**The problem**
Reproduce every line of the data below without changing anything.

**The data**
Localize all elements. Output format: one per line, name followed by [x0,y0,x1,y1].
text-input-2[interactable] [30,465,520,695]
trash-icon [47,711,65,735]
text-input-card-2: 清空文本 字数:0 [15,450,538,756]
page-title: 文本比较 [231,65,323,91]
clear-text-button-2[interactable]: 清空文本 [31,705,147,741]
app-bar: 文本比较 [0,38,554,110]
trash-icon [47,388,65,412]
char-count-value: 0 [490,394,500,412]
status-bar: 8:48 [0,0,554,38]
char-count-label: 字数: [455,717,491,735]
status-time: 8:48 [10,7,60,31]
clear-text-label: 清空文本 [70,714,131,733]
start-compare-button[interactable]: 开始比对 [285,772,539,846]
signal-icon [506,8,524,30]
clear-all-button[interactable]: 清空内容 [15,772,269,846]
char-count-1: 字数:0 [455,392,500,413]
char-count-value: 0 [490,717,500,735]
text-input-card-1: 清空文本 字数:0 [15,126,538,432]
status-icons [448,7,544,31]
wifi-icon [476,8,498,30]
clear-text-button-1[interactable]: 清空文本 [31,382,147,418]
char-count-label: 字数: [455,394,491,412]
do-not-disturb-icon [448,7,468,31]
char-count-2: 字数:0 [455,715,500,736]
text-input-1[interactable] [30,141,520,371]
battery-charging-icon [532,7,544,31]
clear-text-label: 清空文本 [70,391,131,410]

**Output for this exercise**
Localize all elements. Output format: one per line, name followed by [x0,y0,x1,y1].
text-input-2[interactable] [30,465,520,695]
trash-icon [47,711,65,735]
text-input-card-2: 清空文本 字数:0 [15,450,538,756]
page-title: 文本比较 [231,65,323,91]
clear-text-button-2[interactable]: 清空文本 [31,705,147,741]
app-bar: 文本比较 [0,38,554,110]
trash-icon [47,388,65,412]
char-count-value: 0 [490,394,500,412]
status-bar: 8:48 [0,0,554,38]
char-count-label: 字数: [455,717,491,735]
status-time: 8:48 [10,7,60,31]
clear-text-label: 清空文本 [70,714,131,733]
start-compare-button[interactable]: 开始比对 [285,772,539,846]
signal-icon [506,8,524,30]
clear-all-button[interactable]: 清空内容 [15,772,269,846]
char-count-1: 字数:0 [455,392,500,413]
char-count-value: 0 [490,717,500,735]
text-input-card-1: 清空文本 字数:0 [15,126,538,432]
status-icons [448,7,544,31]
wifi-icon [476,8,498,30]
clear-text-button-1[interactable]: 清空文本 [31,382,147,418]
char-count-label: 字数: [455,394,491,412]
do-not-disturb-icon [448,7,468,31]
char-count-2: 字数:0 [455,715,500,736]
text-input-1[interactable] [30,141,520,371]
battery-charging-icon [532,7,544,31]
clear-text-label: 清空文本 [70,391,131,410]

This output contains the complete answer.